What you are asked to do. Say how many lines contain the string "JSON". Give no other output.

Available records.
------

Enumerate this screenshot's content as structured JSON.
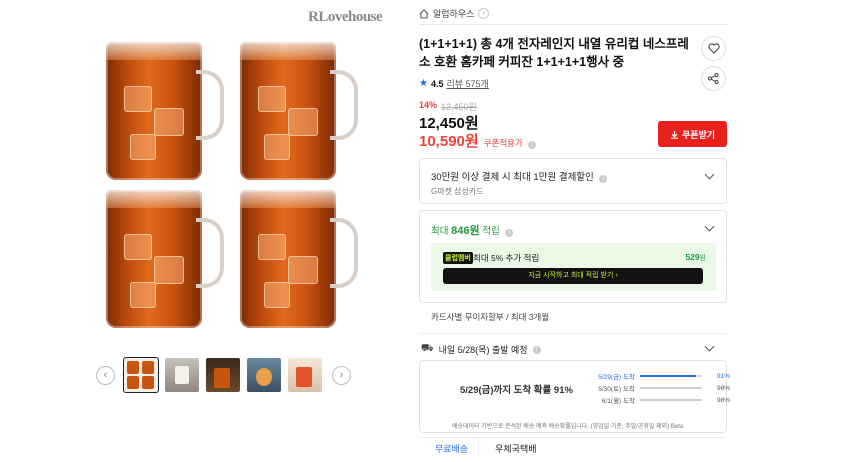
{
  "gallery": {
    "brand": "RLovehouse",
    "prev_icon": "‹",
    "next_icon": "›",
    "thumb_count": 5
  },
  "store": {
    "name": "알럽하우스",
    "chevron": "›"
  },
  "product": {
    "title": "(1+1+1+1) 총 4개 전자레인지 내열 유리컵 네스프레소 호환 홈카페 커피잔 1+1+1+1행사 중",
    "rating": "4.5",
    "reviews": "리뷰 575개",
    "discount_pct": "14%",
    "original_price": "12,450원",
    "price": "12,450원",
    "coupon_price": "10,590원",
    "coupon_price_label": "쿠폰적용가",
    "coupon_button": "쿠폰받기"
  },
  "card_benefit": {
    "title": "30만원 이상 결제 시 최대 1만원 결제할인",
    "sub": "G마켓 삼성카드"
  },
  "points": {
    "title_prefix": "최대 ",
    "amount": "846원",
    "title_suffix": " 적립",
    "club_badge": "클럽멤버",
    "club_text": "최대 5% 추가 적립",
    "club_amount": "529",
    "club_unit": "원",
    "club_cta": "지금 시작하고 최대 적립 받기 ›"
  },
  "installment": "카드사별 무이자할부 / 최대 3개월",
  "shipping": {
    "title": "내일 5/28(목) 출발 예정",
    "headline_bold": "5/29(금)까지 도착 확률 91%",
    "rows": [
      {
        "date": "5/29(금) 도착",
        "pct": "91%",
        "value": 0.91
      },
      {
        "date": "5/30(토) 도착",
        "pct": "98%",
        "value": 0.98
      },
      {
        "date": "6/1(월) 도착",
        "pct": "98%",
        "value": 0.98
      }
    ],
    "note": "배송데이터 기반으로 분석된 배송 예측 배송확률입니다. (영업일 기준, 주말/공휴일 제외) Beta"
  },
  "tabs": [
    "무료배송",
    "우체국택배"
  ],
  "colors": {
    "accent_red": "#e8201e",
    "sale_red": "#f0413b",
    "green": "#1e9c3c",
    "blue": "#2a6ae8"
  }
}
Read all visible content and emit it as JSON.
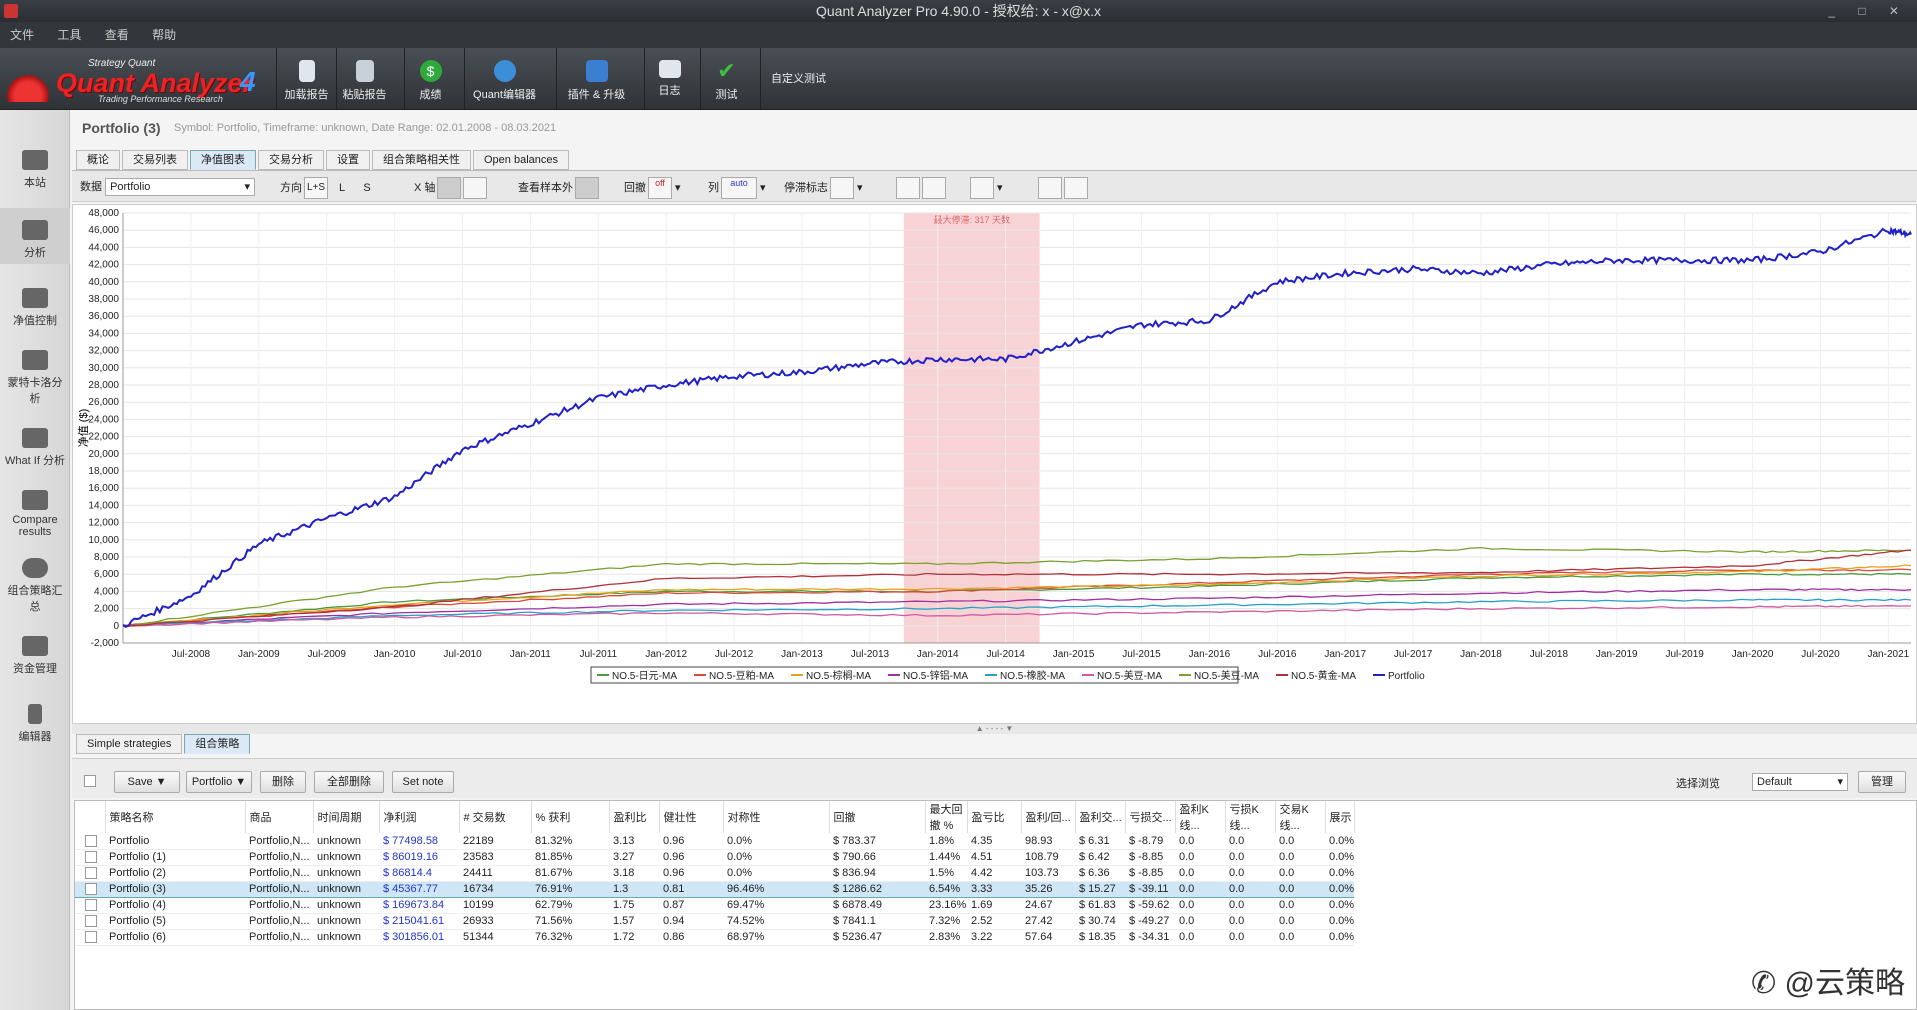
{
  "window": {
    "title": "Quant Analyzer Pro 4.90.0 - 授权给: x - x@x.x",
    "controls": "_ □ ✕"
  },
  "menu": [
    "文件",
    "工具",
    "查看",
    "帮助"
  ],
  "logo": {
    "small": "Strategy Quant",
    "big": "Quant Analyzer",
    "version": "4",
    "tagline": "Trading Performance Research"
  },
  "toolbar": [
    {
      "label": "加载报告",
      "icon": "load-report-icon",
      "color": "#dfe6ee"
    },
    {
      "label": "粘贴报告",
      "icon": "paste-report-icon",
      "color": "#c8d0da"
    },
    {
      "label": "成绩",
      "icon": "dollar-icon",
      "color": "#2faa3a"
    },
    {
      "label": "Quant编辑器",
      "icon": "globe-icon",
      "color": "#3d8ed8"
    },
    {
      "label": "插件 & 升级",
      "icon": "plugin-icon",
      "color": "#3a7fd0"
    },
    {
      "label": "日志",
      "icon": "log-icon",
      "color": "#dfe6ee"
    },
    {
      "label": "测试",
      "icon": "check-icon",
      "color": "#3fbf3f"
    },
    {
      "label": "自定义测试",
      "icon": "",
      "color": ""
    }
  ],
  "leftnav": [
    {
      "label": "本站",
      "icon": "home-icon"
    },
    {
      "label": "分析",
      "icon": "bar-chart-icon"
    },
    {
      "label": "净值控制",
      "icon": "equity-control-icon"
    },
    {
      "label": "蒙特卡洛分析",
      "icon": "monte-carlo-icon"
    },
    {
      "label": "What If 分析",
      "icon": "what-if-icon"
    },
    {
      "label": "Compare results",
      "icon": "compare-icon"
    },
    {
      "label": "组合策略汇总",
      "icon": "pie-chart-icon"
    },
    {
      "label": "资金管理",
      "icon": "money-management-icon"
    },
    {
      "label": "编辑器",
      "icon": "pencil-icon"
    }
  ],
  "page": {
    "title": "Portfolio (3)",
    "subtitle": "Symbol: Portfolio, Timeframe: unknown, Date Range: 02.01.2008 - 08.03.2021"
  },
  "tabs": [
    "概论",
    "交易列表",
    "净值图表",
    "交易分析",
    "设置",
    "组合策略相关性",
    "Open balances"
  ],
  "controls": {
    "data_label": "数据",
    "data_value": "Portfolio",
    "direction_label": "方向",
    "dir_ls": "L+S",
    "dir_l": "L",
    "dir_s": "S",
    "xaxis_label": "X 轴",
    "sample_label": "查看样本外",
    "drawdown_label": "回撤",
    "column_label": "列",
    "stagnation_label": "停滞标志",
    "off_text": "off",
    "auto_text": "auto"
  },
  "chart_data": {
    "type": "line",
    "ylabel": "净值 ($)",
    "ylim": [
      -2000,
      48000
    ],
    "yticks": [
      "48,000",
      "46,000",
      "44,000",
      "42,000",
      "40,000",
      "38,000",
      "36,000",
      "34,000",
      "32,000",
      "30,000",
      "28,000",
      "26,000",
      "24,000",
      "22,000",
      "20,000",
      "18,000",
      "16,000",
      "14,000",
      "12,000",
      "10,000",
      "8,000",
      "6,000",
      "4,000",
      "2,000",
      "0",
      "-2,000"
    ],
    "xticks": [
      "Jul-2008",
      "Jan-2009",
      "Jul-2009",
      "Jan-2010",
      "Jul-2010",
      "Jan-2011",
      "Jul-2011",
      "Jan-2012",
      "Jul-2012",
      "Jan-2013",
      "Jul-2013",
      "Jan-2014",
      "Jul-2014",
      "Jan-2015",
      "Jul-2015",
      "Jan-2016",
      "Jul-2016",
      "Jan-2017",
      "Jul-2017",
      "Jan-2018",
      "Jul-2018",
      "Jan-2019",
      "Jul-2019",
      "Jan-2020",
      "Jul-2020",
      "Jan-2021"
    ],
    "highlight": {
      "from": "Oct-2013",
      "to": "Oct-2014",
      "label": "最大停滞: 317 天数"
    },
    "series": [
      {
        "name": "NO.5-日元-MA",
        "color": "#4a9a3a",
        "x": [
          "Jan-2008",
          "Jan-2010",
          "Jan-2012",
          "Jan-2014",
          "Jan-2016",
          "Jan-2018",
          "Jan-2020",
          "Mar-2021"
        ],
        "values": [
          0,
          2800,
          4000,
          4000,
          4600,
          5600,
          6000,
          6000
        ]
      },
      {
        "name": "NO.5-豆粕-MA",
        "color": "#d84a3a",
        "x": [
          "Jan-2008",
          "Jan-2010",
          "Jan-2012",
          "Jan-2014",
          "Jan-2016",
          "Jan-2018",
          "Jan-2020",
          "Mar-2021"
        ],
        "values": [
          0,
          2200,
          3800,
          4000,
          5000,
          6000,
          6500,
          6500
        ]
      },
      {
        "name": "NO.5-棕榈-MA",
        "color": "#e8a020",
        "x": [
          "Jan-2008",
          "Jan-2010",
          "Jan-2012",
          "Jan-2014",
          "Jan-2016",
          "Jan-2018",
          "Jan-2020",
          "Mar-2021"
        ],
        "values": [
          0,
          2500,
          4200,
          4300,
          4800,
          5800,
          6300,
          7000
        ]
      },
      {
        "name": "NO.5-锌铝-MA",
        "color": "#a030a0",
        "x": [
          "Jan-2008",
          "Jan-2010",
          "Jan-2012",
          "Jan-2014",
          "Jan-2016",
          "Jan-2018",
          "Jan-2020",
          "Mar-2021"
        ],
        "values": [
          0,
          1500,
          2500,
          2800,
          3200,
          3800,
          4200,
          4200
        ]
      },
      {
        "name": "NO.5-橡胶-MA",
        "color": "#2aa0c8",
        "x": [
          "Jan-2008",
          "Jan-2010",
          "Jan-2012",
          "Jan-2014",
          "Jan-2016",
          "Jan-2018",
          "Jan-2020",
          "Mar-2021"
        ],
        "values": [
          0,
          1200,
          1800,
          2000,
          2400,
          2800,
          3000,
          3000
        ]
      },
      {
        "name": "NO.5-美豆-MA",
        "color": "#d05aa0",
        "x": [
          "Jan-2008",
          "Jan-2010",
          "Jan-2012",
          "Jan-2014",
          "Jan-2016",
          "Jan-2018",
          "Jan-2020",
          "Mar-2021"
        ],
        "values": [
          0,
          1000,
          1500,
          1200,
          1600,
          2000,
          2200,
          2300
        ]
      },
      {
        "name": "NO.5-美豆-MA",
        "color": "#7aa030",
        "x": [
          "Jan-2008",
          "Jan-2010",
          "Jan-2012",
          "Jan-2014",
          "Jan-2016",
          "Jan-2018",
          "Jan-2020",
          "Mar-2021"
        ],
        "values": [
          0,
          4500,
          7200,
          7200,
          7800,
          9000,
          8600,
          8800
        ]
      },
      {
        "name": "NO.5-黄金-MA",
        "color": "#b0303a",
        "x": [
          "Jan-2008",
          "Jan-2010",
          "Jan-2012",
          "Jan-2014",
          "Jan-2016",
          "Jan-2018",
          "Jan-2020",
          "Mar-2021"
        ],
        "values": [
          0,
          2200,
          5500,
          6000,
          6000,
          6200,
          7000,
          8800
        ]
      },
      {
        "name": "Portfolio",
        "color": "#2020c8",
        "x": [
          "Jan-2008",
          "Jul-2008",
          "Jan-2009",
          "Jul-2009",
          "Jan-2010",
          "Jul-2010",
          "Jan-2011",
          "Jul-2011",
          "Jan-2012",
          "Jul-2012",
          "Jan-2013",
          "Jul-2013",
          "Jan-2014",
          "Jul-2014",
          "Jan-2015",
          "Jul-2015",
          "Jan-2016",
          "Jul-2016",
          "Jan-2017",
          "Jul-2017",
          "Jan-2018",
          "Jul-2018",
          "Jan-2019",
          "Jul-2019",
          "Jan-2020",
          "Jul-2020",
          "Jan-2021",
          "Mar-2021"
        ],
        "values": [
          0,
          3500,
          9500,
          12500,
          15000,
          20500,
          23500,
          26500,
          28000,
          29000,
          29500,
          30500,
          31000,
          31000,
          33000,
          35000,
          35500,
          40000,
          41000,
          41500,
          41000,
          42000,
          42500,
          42500,
          42500,
          43500,
          46000,
          45500
        ]
      }
    ]
  },
  "splitter": "▲ - - - - ▼",
  "tabs2": [
    "Simple strategies",
    "组合策略"
  ],
  "buttons": {
    "save": "Save ▼",
    "portfolio": "Portfolio ▼",
    "delete": "删除",
    "delete_all": "全部删除",
    "set_note": "Set note",
    "browse_label": "选择浏览",
    "browse_value": "Default",
    "manage": "管理"
  },
  "table": {
    "headers": [
      "策略名称",
      "商品",
      "时间周期",
      "净利润",
      "# 交易数",
      "% 获利",
      "盈利比",
      "健壮性",
      "对称性",
      "回撤",
      "最大回撤 %",
      "盈亏比",
      "盈利/回...",
      "盈利交...",
      "亏损交...",
      "盈利K线...",
      "亏损K线...",
      "交易K线...",
      "展示"
    ],
    "rows": [
      [
        "Portfolio",
        "Portfolio,N...",
        "unknown",
        "$ 77498.58",
        "22189",
        "81.32%",
        "3.13",
        "0.96",
        "0.0%",
        "$ 783.37",
        "1.8%",
        "4.35",
        "98.93",
        "$ 6.31",
        "$ -8.79",
        "0.0",
        "0.0",
        "0.0",
        "0.0%"
      ],
      [
        "Portfolio (1)",
        "Portfolio,N...",
        "unknown",
        "$ 86019.16",
        "23583",
        "81.85%",
        "3.27",
        "0.96",
        "0.0%",
        "$ 790.66",
        "1.44%",
        "4.51",
        "108.79",
        "$ 6.42",
        "$ -8.85",
        "0.0",
        "0.0",
        "0.0",
        "0.0%"
      ],
      [
        "Portfolio (2)",
        "Portfolio,N...",
        "unknown",
        "$ 86814.4",
        "24411",
        "81.67%",
        "3.18",
        "0.96",
        "0.0%",
        "$ 836.94",
        "1.5%",
        "4.42",
        "103.73",
        "$ 6.36",
        "$ -8.85",
        "0.0",
        "0.0",
        "0.0",
        "0.0%"
      ],
      [
        "Portfolio (3)",
        "Portfolio,N...",
        "unknown",
        "$ 45367.77",
        "16734",
        "76.91%",
        "1.3",
        "0.81",
        "96.46%",
        "$ 1286.62",
        "6.54%",
        "3.33",
        "35.26",
        "$ 15.27",
        "$ -39.11",
        "0.0",
        "0.0",
        "0.0",
        "0.0%"
      ],
      [
        "Portfolio (4)",
        "Portfolio,N...",
        "unknown",
        "$ 169673.84",
        "10199",
        "62.79%",
        "1.75",
        "0.87",
        "69.47%",
        "$ 6878.49",
        "23.16%",
        "1.69",
        "24.67",
        "$ 61.83",
        "$ -59.62",
        "0.0",
        "0.0",
        "0.0",
        "0.0%"
      ],
      [
        "Portfolio (5)",
        "Portfolio,N...",
        "unknown",
        "$ 215041.61",
        "26933",
        "71.56%",
        "1.57",
        "0.94",
        "74.52%",
        "$ 7841.1",
        "7.32%",
        "2.52",
        "27.42",
        "$ 30.74",
        "$ -49.27",
        "0.0",
        "0.0",
        "0.0",
        "0.0%"
      ],
      [
        "Portfolio (6)",
        "Portfolio,N...",
        "unknown",
        "$ 301856.01",
        "51344",
        "76.32%",
        "1.72",
        "0.86",
        "68.97%",
        "$ 5236.47",
        "2.83%",
        "3.22",
        "57.64",
        "$ 18.35",
        "$ -34.31",
        "0.0",
        "0.0",
        "0.0",
        "0.0%"
      ]
    ],
    "selected_row": 3
  },
  "watermark": "✆ @云策略"
}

------

Solved problem. 2